------ Record set ------

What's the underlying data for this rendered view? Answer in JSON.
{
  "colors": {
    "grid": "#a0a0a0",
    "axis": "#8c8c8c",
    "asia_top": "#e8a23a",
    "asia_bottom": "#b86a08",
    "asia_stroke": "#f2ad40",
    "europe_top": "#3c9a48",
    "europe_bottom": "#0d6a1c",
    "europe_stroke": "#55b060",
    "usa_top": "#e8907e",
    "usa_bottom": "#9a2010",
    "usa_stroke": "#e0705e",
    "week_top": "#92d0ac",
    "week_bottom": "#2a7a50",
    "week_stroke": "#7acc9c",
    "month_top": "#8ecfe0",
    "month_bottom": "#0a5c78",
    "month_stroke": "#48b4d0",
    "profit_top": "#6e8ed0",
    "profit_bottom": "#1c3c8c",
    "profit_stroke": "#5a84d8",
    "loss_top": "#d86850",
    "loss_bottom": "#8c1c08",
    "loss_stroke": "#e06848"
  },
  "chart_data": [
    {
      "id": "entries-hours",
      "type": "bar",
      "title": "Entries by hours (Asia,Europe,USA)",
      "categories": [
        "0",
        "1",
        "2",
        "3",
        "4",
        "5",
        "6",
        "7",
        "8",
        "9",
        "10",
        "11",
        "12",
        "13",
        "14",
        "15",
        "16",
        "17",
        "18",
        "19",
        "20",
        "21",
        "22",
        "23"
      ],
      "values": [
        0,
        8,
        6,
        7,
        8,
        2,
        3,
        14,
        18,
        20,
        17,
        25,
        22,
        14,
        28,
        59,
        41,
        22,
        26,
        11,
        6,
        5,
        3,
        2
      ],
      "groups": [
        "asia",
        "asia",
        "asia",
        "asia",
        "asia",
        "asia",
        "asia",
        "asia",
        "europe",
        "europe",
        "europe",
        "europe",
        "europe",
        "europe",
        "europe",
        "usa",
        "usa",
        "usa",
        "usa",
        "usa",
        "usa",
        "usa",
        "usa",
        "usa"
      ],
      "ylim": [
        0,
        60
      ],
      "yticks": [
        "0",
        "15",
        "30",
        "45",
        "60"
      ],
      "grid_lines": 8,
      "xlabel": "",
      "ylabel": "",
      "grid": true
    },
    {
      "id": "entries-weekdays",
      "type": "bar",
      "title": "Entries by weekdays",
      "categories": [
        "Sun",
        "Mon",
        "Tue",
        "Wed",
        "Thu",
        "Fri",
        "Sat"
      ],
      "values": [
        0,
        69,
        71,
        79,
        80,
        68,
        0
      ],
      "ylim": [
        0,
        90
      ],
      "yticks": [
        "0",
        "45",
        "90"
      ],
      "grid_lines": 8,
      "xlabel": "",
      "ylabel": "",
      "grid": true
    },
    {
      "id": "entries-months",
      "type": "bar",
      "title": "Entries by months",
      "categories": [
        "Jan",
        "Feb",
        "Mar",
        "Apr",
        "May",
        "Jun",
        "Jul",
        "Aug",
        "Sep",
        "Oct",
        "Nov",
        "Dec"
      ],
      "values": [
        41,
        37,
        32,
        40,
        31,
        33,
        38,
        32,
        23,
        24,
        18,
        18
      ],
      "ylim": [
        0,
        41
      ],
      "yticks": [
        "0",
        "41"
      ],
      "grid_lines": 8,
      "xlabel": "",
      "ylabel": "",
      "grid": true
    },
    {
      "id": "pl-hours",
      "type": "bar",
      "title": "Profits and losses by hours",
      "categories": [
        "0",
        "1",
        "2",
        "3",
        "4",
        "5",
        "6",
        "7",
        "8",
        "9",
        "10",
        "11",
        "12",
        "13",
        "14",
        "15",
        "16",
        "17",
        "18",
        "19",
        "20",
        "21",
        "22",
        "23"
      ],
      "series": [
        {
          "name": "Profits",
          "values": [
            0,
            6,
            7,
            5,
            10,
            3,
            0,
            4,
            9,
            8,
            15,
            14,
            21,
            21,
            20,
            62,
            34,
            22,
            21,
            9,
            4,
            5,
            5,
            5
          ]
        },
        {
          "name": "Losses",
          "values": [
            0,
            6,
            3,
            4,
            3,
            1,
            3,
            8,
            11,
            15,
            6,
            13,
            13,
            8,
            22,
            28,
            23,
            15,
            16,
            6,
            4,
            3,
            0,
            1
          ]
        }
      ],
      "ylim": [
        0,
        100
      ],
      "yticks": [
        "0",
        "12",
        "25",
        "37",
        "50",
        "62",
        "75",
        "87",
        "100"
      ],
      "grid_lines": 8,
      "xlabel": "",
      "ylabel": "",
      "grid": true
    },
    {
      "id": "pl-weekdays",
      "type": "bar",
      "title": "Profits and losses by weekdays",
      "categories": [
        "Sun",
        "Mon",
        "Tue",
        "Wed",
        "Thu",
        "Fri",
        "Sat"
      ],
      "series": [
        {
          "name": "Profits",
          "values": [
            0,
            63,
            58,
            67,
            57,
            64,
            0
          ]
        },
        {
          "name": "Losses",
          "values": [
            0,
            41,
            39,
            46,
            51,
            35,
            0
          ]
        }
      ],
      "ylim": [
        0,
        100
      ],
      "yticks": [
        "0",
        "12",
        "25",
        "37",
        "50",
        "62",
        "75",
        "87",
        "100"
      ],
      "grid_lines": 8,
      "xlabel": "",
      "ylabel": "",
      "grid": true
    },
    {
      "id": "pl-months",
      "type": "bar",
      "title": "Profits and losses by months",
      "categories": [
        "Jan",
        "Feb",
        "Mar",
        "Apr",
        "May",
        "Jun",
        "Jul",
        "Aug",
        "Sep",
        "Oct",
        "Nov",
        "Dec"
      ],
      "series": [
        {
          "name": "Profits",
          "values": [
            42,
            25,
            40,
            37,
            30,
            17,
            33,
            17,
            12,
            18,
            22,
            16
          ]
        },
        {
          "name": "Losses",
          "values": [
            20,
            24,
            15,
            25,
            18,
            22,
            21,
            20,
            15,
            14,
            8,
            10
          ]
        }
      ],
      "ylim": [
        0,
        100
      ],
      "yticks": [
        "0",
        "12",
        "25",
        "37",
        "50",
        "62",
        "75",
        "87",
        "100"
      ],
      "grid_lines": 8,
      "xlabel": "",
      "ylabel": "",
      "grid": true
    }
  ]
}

------

Give back the data above exactly as it appears.

Written response
What's the underlying data for this rendered view? Answer in JSON.
{
  "colors": {
    "grid": "#a0a0a0",
    "axis": "#8c8c8c",
    "asia_top": "#e8a23a",
    "asia_bottom": "#b86a08",
    "asia_stroke": "#f2ad40",
    "europe_top": "#3c9a48",
    "europe_bottom": "#0d6a1c",
    "europe_stroke": "#55b060",
    "usa_top": "#e8907e",
    "usa_bottom": "#9a2010",
    "usa_stroke": "#e0705e",
    "week_top": "#92d0ac",
    "week_bottom": "#2a7a50",
    "week_stroke": "#7acc9c",
    "month_top": "#8ecfe0",
    "month_bottom": "#0a5c78",
    "month_stroke": "#48b4d0",
    "profit_top": "#6e8ed0",
    "profit_bottom": "#1c3c8c",
    "profit_stroke": "#5a84d8",
    "loss_top": "#d86850",
    "loss_bottom": "#8c1c08",
    "loss_stroke": "#e06848"
  },
  "chart_data": [
    {
      "id": "entries-hours",
      "type": "bar",
      "title": "Entries by hours (Asia,Europe,USA)",
      "categories": [
        "0",
        "1",
        "2",
        "3",
        "4",
        "5",
        "6",
        "7",
        "8",
        "9",
        "10",
        "11",
        "12",
        "13",
        "14",
        "15",
        "16",
        "17",
        "18",
        "19",
        "20",
        "21",
        "22",
        "23"
      ],
      "values": [
        0,
        8,
        6,
        7,
        8,
        2,
        3,
        14,
        18,
        20,
        17,
        25,
        22,
        14,
        28,
        59,
        41,
        22,
        26,
        11,
        6,
        5,
        3,
        2
      ],
      "groups": [
        "asia",
        "asia",
        "asia",
        "asia",
        "asia",
        "asia",
        "asia",
        "asia",
        "europe",
        "europe",
        "europe",
        "europe",
        "europe",
        "europe",
        "europe",
        "usa",
        "usa",
        "usa",
        "usa",
        "usa",
        "usa",
        "usa",
        "usa",
        "usa"
      ],
      "ylim": [
        0,
        60
      ],
      "yticks": [
        "0",
        "15",
        "30",
        "45",
        "60"
      ],
      "grid_lines": 8,
      "xlabel": "",
      "ylabel": "",
      "grid": true
    },
    {
      "id": "entries-weekdays",
      "type": "bar",
      "title": "Entries by weekdays",
      "categories": [
        "Sun",
        "Mon",
        "Tue",
        "Wed",
        "Thu",
        "Fri",
        "Sat"
      ],
      "values": [
        0,
        69,
        71,
        79,
        80,
        68,
        0
      ],
      "ylim": [
        0,
        90
      ],
      "yticks": [
        "0",
        "45",
        "90"
      ],
      "grid_lines": 8,
      "xlabel": "",
      "ylabel": "",
      "grid": true
    },
    {
      "id": "entries-months",
      "type": "bar",
      "title": "Entries by months",
      "categories": [
        "Jan",
        "Feb",
        "Mar",
        "Apr",
        "May",
        "Jun",
        "Jul",
        "Aug",
        "Sep",
        "Oct",
        "Nov",
        "Dec"
      ],
      "values": [
        41,
        37,
        32,
        40,
        31,
        33,
        38,
        32,
        23,
        24,
        18,
        18
      ],
      "ylim": [
        0,
        41
      ],
      "yticks": [
        "0",
        "41"
      ],
      "grid_lines": 8,
      "xlabel": "",
      "ylabel": "",
      "grid": true
    },
    {
      "id": "pl-hours",
      "type": "bar",
      "title": "Profits and losses by hours",
      "categories": [
        "0",
        "1",
        "2",
        "3",
        "4",
        "5",
        "6",
        "7",
        "8",
        "9",
        "10",
        "11",
        "12",
        "13",
        "14",
        "15",
        "16",
        "17",
        "18",
        "19",
        "20",
        "21",
        "22",
        "23"
      ],
      "series": [
        {
          "name": "Profits",
          "values": [
            0,
            6,
            7,
            5,
            10,
            3,
            0,
            4,
            9,
            8,
            15,
            14,
            21,
            21,
            20,
            62,
            34,
            22,
            21,
            9,
            4,
            5,
            5,
            5
          ]
        },
        {
          "name": "Losses",
          "values": [
            0,
            6,
            3,
            4,
            3,
            1,
            3,
            8,
            11,
            15,
            6,
            13,
            13,
            8,
            22,
            28,
            23,
            15,
            16,
            6,
            4,
            3,
            0,
            1
          ]
        }
      ],
      "ylim": [
        0,
        100
      ],
      "yticks": [
        "0",
        "12",
        "25",
        "37",
        "50",
        "62",
        "75",
        "87",
        "100"
      ],
      "grid_lines": 8,
      "xlabel": "",
      "ylabel": "",
      "grid": true
    },
    {
      "id": "pl-weekdays",
      "type": "bar",
      "title": "Profits and losses by weekdays",
      "categories": [
        "Sun",
        "Mon",
        "Tue",
        "Wed",
        "Thu",
        "Fri",
        "Sat"
      ],
      "series": [
        {
          "name": "Profits",
          "values": [
            0,
            63,
            58,
            67,
            57,
            64,
            0
          ]
        },
        {
          "name": "Losses",
          "values": [
            0,
            41,
            39,
            46,
            51,
            35,
            0
          ]
        }
      ],
      "ylim": [
        0,
        100
      ],
      "yticks": [
        "0",
        "12",
        "25",
        "37",
        "50",
        "62",
        "75",
        "87",
        "100"
      ],
      "grid_lines": 8,
      "xlabel": "",
      "ylabel": "",
      "grid": true
    },
    {
      "id": "pl-months",
      "type": "bar",
      "title": "Profits and losses by months",
      "categories": [
        "Jan",
        "Feb",
        "Mar",
        "Apr",
        "May",
        "Jun",
        "Jul",
        "Aug",
        "Sep",
        "Oct",
        "Nov",
        "Dec"
      ],
      "series": [
        {
          "name": "Profits",
          "values": [
            42,
            25,
            40,
            37,
            30,
            17,
            33,
            17,
            12,
            18,
            22,
            16
          ]
        },
        {
          "name": "Losses",
          "values": [
            20,
            24,
            15,
            25,
            18,
            22,
            21,
            20,
            15,
            14,
            8,
            10
          ]
        }
      ],
      "ylim": [
        0,
        100
      ],
      "yticks": [
        "0",
        "12",
        "25",
        "37",
        "50",
        "62",
        "75",
        "87",
        "100"
      ],
      "grid_lines": 8,
      "xlabel": "",
      "ylabel": "",
      "grid": true
    }
  ]
}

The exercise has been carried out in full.